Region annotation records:
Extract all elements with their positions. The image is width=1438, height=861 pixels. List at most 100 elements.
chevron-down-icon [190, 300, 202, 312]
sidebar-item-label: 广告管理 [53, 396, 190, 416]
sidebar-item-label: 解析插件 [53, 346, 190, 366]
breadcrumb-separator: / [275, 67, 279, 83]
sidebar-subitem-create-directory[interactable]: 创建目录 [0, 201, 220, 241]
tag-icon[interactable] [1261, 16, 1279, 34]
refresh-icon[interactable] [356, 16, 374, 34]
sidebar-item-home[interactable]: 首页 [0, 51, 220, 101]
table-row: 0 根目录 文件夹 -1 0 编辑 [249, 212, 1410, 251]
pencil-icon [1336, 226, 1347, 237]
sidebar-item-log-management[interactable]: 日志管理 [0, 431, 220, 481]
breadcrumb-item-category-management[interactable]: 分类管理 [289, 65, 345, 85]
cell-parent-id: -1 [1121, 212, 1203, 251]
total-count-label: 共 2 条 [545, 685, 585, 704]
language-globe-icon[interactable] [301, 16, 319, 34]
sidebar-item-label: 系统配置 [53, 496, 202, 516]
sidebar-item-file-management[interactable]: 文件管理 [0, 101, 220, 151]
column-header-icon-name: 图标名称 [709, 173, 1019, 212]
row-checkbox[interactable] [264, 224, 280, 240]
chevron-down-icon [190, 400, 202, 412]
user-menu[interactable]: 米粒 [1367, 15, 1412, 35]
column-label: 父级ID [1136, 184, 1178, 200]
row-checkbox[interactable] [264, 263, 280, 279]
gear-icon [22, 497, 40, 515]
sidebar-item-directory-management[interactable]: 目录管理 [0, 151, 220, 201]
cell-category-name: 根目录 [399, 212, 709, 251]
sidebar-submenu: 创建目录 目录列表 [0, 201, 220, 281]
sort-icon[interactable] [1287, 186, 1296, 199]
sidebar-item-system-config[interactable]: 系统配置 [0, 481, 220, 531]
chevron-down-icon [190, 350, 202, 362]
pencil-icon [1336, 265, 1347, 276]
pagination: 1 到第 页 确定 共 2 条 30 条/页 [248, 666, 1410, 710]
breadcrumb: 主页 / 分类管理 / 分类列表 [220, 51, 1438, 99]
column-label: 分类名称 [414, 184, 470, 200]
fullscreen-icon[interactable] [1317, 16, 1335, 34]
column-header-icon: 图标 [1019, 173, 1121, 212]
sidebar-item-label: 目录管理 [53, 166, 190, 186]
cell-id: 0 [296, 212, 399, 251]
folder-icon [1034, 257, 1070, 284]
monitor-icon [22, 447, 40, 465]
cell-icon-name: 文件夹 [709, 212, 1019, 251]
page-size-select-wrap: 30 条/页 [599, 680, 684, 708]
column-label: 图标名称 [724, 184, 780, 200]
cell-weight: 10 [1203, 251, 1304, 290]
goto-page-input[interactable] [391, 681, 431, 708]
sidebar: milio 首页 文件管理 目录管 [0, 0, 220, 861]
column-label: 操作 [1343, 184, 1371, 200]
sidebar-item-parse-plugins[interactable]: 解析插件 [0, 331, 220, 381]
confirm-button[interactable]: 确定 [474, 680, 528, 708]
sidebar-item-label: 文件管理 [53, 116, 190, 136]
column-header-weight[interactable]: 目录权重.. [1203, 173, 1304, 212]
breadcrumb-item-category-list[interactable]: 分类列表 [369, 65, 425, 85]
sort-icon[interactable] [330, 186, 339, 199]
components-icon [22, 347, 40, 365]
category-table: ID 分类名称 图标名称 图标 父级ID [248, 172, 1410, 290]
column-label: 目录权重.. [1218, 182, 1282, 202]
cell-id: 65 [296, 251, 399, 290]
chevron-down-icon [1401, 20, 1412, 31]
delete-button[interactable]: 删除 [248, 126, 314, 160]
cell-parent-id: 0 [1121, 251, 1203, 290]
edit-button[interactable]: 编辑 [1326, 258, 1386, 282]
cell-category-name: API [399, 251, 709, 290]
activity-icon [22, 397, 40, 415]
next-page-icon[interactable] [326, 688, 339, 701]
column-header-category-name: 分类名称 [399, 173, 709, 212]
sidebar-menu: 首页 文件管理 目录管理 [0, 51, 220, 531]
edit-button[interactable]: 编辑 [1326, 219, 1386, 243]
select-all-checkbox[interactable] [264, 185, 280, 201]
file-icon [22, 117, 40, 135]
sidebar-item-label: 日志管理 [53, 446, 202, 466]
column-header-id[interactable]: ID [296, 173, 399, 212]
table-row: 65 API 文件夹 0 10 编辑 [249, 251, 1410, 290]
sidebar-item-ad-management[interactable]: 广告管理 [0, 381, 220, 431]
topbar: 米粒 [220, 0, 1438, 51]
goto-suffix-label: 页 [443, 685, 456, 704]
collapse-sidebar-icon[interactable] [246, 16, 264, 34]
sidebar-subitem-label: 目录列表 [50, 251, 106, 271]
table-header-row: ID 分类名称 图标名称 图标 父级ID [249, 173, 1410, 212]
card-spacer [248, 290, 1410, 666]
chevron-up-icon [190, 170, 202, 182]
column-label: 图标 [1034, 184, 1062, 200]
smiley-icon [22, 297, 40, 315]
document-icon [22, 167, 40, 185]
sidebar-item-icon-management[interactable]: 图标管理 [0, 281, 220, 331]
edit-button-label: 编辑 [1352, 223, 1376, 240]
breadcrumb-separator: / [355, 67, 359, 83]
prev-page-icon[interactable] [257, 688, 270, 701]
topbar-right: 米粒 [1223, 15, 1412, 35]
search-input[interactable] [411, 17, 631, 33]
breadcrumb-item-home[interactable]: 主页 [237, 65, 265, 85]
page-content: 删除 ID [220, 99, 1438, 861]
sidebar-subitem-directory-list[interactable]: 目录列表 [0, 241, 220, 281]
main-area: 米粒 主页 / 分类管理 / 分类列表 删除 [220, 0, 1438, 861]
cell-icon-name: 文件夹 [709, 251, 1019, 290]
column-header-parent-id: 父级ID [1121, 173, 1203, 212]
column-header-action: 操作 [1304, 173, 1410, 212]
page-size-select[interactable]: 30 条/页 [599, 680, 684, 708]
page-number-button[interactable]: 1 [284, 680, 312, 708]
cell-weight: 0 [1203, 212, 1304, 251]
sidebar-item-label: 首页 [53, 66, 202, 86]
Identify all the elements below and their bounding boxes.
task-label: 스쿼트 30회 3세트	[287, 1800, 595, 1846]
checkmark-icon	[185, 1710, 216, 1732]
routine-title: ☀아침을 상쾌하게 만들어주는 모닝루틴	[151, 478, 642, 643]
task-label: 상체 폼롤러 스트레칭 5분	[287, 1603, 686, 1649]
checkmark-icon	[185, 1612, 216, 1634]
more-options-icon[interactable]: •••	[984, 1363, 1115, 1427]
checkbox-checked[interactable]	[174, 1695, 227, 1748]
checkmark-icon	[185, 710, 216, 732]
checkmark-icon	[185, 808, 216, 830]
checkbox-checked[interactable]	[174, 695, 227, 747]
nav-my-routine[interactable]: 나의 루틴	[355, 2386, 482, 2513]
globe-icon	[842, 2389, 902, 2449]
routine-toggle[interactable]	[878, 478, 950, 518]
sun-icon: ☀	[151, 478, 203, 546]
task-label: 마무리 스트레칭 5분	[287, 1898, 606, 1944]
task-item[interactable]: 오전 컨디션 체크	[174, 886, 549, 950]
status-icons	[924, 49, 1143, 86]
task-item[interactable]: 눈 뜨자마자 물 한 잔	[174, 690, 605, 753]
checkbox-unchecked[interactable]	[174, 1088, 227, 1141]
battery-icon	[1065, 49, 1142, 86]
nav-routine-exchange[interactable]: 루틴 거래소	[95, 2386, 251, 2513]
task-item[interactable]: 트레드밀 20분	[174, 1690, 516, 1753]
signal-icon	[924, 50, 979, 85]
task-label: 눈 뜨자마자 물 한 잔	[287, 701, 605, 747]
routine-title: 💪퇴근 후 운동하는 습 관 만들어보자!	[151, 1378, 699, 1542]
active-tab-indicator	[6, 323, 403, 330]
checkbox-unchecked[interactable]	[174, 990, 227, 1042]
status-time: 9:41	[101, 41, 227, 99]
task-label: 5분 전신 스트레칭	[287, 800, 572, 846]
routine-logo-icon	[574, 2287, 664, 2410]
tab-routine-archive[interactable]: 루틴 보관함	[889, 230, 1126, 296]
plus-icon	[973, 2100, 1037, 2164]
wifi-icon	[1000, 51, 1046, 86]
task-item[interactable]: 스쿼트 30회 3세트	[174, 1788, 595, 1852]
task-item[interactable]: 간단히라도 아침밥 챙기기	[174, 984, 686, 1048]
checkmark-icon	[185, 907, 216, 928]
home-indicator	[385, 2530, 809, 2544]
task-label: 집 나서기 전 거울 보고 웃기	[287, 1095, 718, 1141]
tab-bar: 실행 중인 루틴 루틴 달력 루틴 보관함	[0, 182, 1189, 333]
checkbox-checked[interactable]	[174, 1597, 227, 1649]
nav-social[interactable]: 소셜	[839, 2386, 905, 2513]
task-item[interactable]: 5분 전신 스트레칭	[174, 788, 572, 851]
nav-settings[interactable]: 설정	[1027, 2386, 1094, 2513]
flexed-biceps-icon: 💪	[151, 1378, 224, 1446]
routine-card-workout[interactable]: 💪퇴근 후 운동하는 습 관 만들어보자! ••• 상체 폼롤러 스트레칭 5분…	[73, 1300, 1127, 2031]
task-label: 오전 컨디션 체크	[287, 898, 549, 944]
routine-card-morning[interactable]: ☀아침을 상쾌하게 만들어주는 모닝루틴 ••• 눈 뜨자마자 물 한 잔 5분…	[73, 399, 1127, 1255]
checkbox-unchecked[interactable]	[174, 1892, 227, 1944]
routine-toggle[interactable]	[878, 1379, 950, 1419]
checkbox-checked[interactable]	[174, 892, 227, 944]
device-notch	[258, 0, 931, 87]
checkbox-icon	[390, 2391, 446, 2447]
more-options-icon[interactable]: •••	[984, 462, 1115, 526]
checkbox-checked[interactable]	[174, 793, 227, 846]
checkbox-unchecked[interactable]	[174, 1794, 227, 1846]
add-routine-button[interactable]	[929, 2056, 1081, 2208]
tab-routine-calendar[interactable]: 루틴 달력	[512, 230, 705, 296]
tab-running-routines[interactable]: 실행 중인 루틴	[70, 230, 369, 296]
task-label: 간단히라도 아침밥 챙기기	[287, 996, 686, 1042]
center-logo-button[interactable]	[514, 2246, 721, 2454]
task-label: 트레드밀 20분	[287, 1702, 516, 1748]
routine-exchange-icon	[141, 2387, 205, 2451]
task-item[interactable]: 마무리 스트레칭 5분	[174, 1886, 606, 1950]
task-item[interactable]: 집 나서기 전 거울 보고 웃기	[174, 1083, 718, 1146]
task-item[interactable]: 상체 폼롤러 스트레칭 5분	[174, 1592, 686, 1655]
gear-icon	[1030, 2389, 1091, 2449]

__WHAT THE TASK REQUIRES__.
Starting at the beginning of the material and ending with the line that contains "user-menu[interactable]: 米粒 [1367, 15, 1412, 35]", rewrite those lines so that "sidebar-item-label" is renamed to "nav-label" and nothing else changes.

__SOLUTION__.
Extract all elements with their positions. The image is width=1438, height=861 pixels. List at most 100 elements.
chevron-down-icon [190, 300, 202, 312]
nav-label: 广告管理 [53, 396, 190, 416]
nav-label: 解析插件 [53, 346, 190, 366]
breadcrumb-separator: / [275, 67, 279, 83]
sidebar-subitem-create-directory[interactable]: 创建目录 [0, 201, 220, 241]
tag-icon[interactable] [1261, 16, 1279, 34]
refresh-icon[interactable] [356, 16, 374, 34]
sidebar-item-home[interactable]: 首页 [0, 51, 220, 101]
table-row: 0 根目录 文件夹 -1 0 编辑 [249, 212, 1410, 251]
pencil-icon [1336, 226, 1347, 237]
sidebar-item-log-management[interactable]: 日志管理 [0, 431, 220, 481]
breadcrumb-item-category-management[interactable]: 分类管理 [289, 65, 345, 85]
cell-parent-id: -1 [1121, 212, 1203, 251]
total-count-label: 共 2 条 [545, 685, 585, 704]
language-globe-icon[interactable] [301, 16, 319, 34]
nav-label: 系统配置 [53, 496, 202, 516]
sidebar-item-file-management[interactable]: 文件管理 [0, 101, 220, 151]
column-header-icon-name: 图标名称 [709, 173, 1019, 212]
row-checkbox[interactable] [264, 224, 280, 240]
chevron-down-icon [190, 400, 202, 412]
user-menu[interactable]: 米粒 [1367, 15, 1412, 35]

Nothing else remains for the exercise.